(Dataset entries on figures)
▼

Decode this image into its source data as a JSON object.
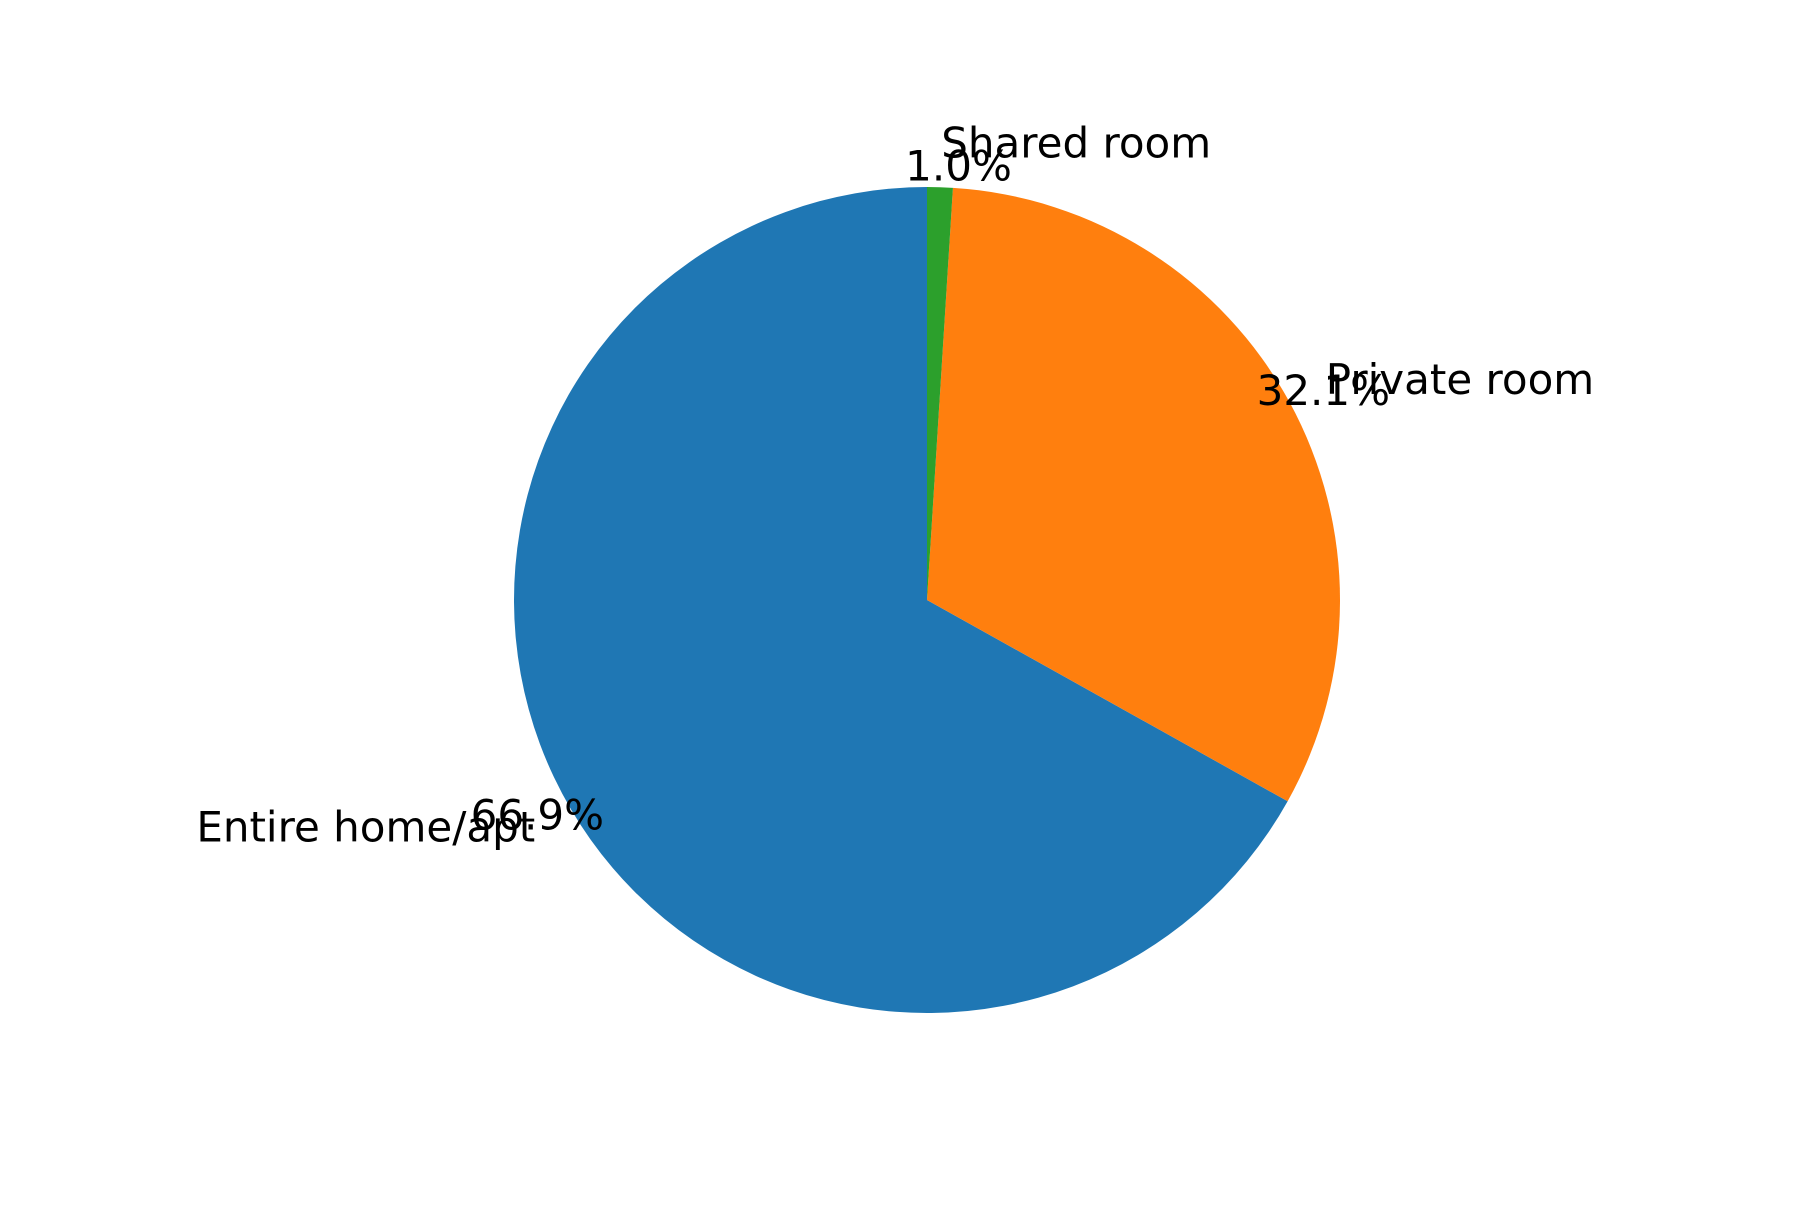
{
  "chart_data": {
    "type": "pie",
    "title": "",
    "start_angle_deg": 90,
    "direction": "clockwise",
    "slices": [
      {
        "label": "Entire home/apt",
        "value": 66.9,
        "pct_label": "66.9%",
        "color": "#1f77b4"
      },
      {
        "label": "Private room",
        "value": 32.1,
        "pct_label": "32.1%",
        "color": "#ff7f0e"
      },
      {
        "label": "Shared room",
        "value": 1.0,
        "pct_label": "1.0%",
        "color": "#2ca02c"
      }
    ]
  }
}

▲

CHALLENGE:
Output the full set of records above without changing a word, and drop the images.

FULL SOLUTION:
Decode this image into its source data as a JSON object.
{
  "chart_data": {
    "type": "pie",
    "title": "",
    "start_angle_deg": 90,
    "direction": "clockwise",
    "slices": [
      {
        "label": "Entire home/apt",
        "value": 66.9,
        "pct_label": "66.9%",
        "color": "#1f77b4"
      },
      {
        "label": "Private room",
        "value": 32.1,
        "pct_label": "32.1%",
        "color": "#ff7f0e"
      },
      {
        "label": "Shared room",
        "value": 1.0,
        "pct_label": "1.0%",
        "color": "#2ca02c"
      }
    ]
  }
}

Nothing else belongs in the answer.